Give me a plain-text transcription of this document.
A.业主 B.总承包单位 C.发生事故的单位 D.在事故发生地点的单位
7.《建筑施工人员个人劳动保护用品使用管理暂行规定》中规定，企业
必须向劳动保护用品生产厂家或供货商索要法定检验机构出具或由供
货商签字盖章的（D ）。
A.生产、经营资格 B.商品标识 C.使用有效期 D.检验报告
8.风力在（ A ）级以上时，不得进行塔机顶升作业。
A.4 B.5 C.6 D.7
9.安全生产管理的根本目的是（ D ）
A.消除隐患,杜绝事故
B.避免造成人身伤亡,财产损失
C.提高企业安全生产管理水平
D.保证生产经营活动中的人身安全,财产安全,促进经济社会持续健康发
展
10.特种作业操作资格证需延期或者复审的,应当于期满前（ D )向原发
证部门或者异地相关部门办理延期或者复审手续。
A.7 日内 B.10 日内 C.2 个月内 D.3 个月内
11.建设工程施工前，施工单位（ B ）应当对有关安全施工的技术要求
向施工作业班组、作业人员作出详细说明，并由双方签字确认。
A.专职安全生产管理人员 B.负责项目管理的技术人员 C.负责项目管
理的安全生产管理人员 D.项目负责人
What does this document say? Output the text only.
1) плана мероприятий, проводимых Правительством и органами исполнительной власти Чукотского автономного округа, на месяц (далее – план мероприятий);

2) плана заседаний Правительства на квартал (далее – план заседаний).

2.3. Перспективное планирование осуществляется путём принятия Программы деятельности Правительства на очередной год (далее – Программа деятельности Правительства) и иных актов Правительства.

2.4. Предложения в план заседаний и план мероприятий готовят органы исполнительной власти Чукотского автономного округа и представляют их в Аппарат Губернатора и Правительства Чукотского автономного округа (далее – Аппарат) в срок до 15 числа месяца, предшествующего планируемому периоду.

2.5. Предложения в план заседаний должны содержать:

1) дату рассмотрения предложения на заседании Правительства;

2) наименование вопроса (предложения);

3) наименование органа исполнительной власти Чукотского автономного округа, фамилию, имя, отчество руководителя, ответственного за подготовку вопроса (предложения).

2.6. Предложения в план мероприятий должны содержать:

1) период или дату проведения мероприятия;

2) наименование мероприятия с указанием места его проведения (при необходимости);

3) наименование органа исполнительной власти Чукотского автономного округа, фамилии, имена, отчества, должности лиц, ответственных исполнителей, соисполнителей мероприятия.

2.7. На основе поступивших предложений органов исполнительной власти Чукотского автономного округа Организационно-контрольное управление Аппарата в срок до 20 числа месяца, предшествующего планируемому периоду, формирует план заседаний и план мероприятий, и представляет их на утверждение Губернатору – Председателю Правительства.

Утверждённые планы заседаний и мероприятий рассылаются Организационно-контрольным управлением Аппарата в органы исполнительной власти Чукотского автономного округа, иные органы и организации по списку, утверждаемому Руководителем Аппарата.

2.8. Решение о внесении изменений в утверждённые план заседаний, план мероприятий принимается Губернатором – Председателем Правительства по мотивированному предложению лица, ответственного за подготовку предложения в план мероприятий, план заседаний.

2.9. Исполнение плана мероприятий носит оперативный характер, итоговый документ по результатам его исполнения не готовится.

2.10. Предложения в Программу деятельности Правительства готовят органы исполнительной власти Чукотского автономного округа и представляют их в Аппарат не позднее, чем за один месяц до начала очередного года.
^^^^^^^^^^^^^^^^
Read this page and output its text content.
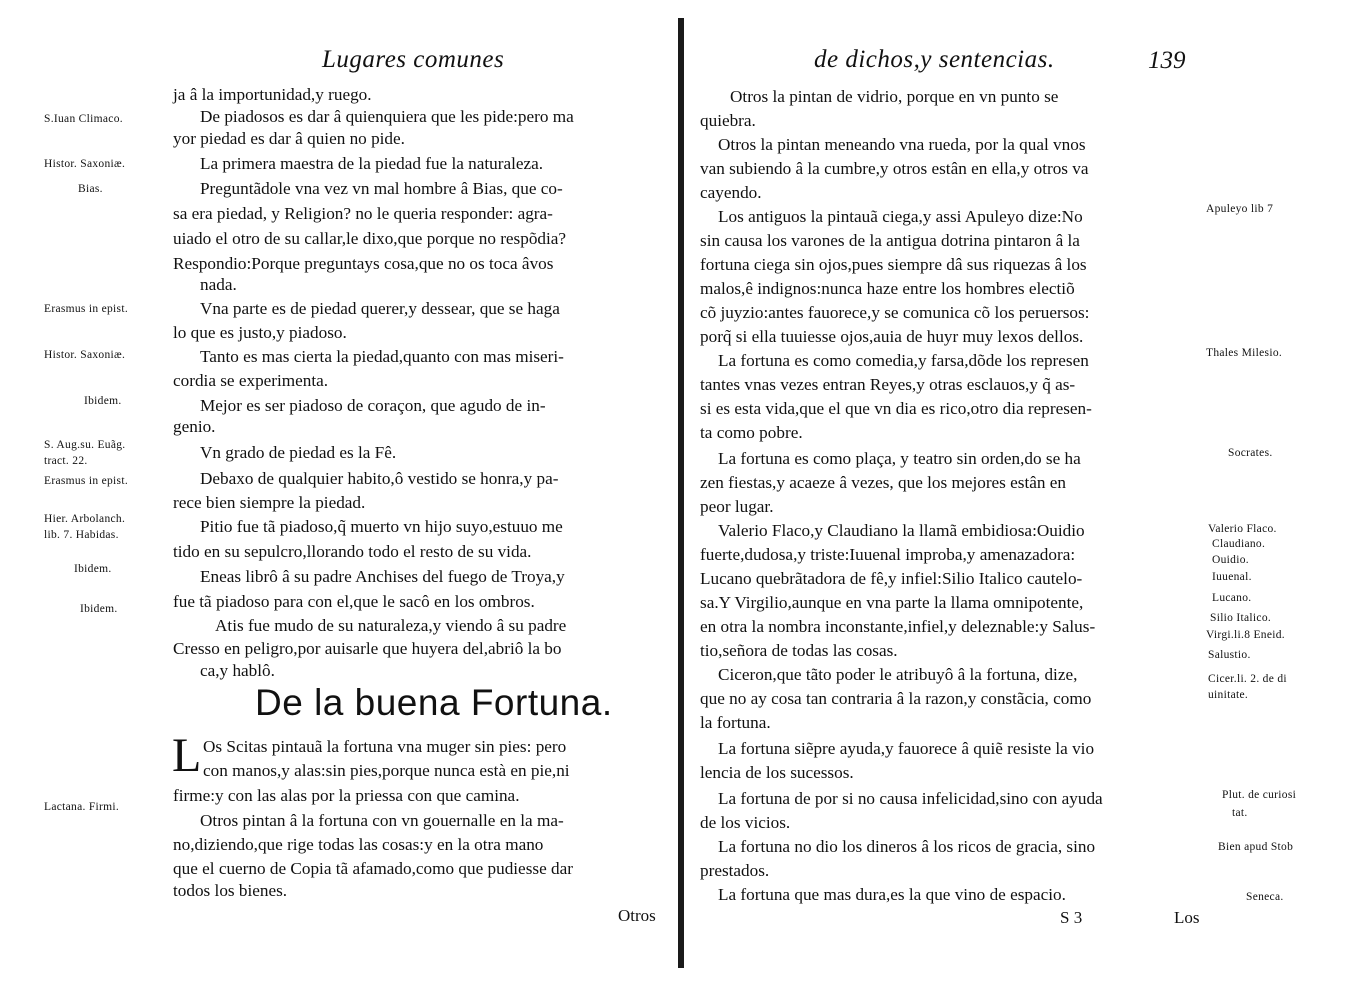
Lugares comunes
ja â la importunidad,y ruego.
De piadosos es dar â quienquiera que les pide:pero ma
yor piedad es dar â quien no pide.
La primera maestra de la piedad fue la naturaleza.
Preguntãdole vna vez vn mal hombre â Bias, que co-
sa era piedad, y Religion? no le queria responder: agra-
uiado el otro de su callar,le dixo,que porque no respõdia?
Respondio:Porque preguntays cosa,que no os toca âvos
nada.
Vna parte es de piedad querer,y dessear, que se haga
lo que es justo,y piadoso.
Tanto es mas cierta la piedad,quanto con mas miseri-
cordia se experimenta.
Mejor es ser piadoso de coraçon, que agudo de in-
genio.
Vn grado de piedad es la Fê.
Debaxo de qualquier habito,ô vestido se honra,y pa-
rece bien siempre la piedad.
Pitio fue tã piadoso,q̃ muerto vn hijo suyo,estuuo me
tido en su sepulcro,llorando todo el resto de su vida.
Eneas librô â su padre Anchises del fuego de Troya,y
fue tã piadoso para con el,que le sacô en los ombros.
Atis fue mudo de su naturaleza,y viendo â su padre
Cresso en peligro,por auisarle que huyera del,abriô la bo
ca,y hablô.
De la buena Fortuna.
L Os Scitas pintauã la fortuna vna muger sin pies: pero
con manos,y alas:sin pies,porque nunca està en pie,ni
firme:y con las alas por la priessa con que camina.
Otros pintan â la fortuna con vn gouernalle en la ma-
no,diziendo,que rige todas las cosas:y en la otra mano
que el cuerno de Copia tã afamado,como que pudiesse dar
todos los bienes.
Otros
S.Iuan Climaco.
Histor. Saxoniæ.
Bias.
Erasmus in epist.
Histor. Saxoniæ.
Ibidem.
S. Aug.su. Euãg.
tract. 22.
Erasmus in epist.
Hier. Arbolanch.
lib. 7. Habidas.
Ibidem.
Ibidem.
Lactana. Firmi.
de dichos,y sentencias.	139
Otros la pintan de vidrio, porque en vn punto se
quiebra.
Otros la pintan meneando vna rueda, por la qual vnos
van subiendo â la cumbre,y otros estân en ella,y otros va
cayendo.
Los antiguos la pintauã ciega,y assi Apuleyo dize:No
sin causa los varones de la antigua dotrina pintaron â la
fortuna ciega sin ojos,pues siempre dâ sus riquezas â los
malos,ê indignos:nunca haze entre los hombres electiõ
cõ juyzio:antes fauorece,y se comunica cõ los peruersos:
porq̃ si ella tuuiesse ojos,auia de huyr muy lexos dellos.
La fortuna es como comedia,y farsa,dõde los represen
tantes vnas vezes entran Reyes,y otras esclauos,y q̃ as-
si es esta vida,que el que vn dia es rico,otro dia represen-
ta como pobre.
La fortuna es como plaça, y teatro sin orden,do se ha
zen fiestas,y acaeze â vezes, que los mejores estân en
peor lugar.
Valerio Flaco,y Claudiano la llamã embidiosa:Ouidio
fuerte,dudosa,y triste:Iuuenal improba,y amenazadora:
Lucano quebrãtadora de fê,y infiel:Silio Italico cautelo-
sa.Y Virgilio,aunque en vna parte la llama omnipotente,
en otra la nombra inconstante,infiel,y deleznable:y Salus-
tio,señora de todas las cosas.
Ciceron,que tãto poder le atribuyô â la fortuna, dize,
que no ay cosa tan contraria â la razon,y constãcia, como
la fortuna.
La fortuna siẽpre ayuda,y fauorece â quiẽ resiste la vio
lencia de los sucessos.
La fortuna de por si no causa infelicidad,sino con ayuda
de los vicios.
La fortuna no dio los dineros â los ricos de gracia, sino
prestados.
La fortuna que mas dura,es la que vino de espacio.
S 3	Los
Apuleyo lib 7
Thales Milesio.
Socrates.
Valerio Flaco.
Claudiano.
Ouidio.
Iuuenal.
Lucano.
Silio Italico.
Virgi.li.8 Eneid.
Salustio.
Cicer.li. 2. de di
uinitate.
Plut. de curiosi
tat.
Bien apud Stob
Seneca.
^^^^^^^^^^^^^^^^
* Goal of the exercise *
Look for "проведения" and pull out every line that has it.

* Finished task *
1) период или дату проведения мероприятия;
2) наименование мероприятия с указанием места его проведения (при необходимости);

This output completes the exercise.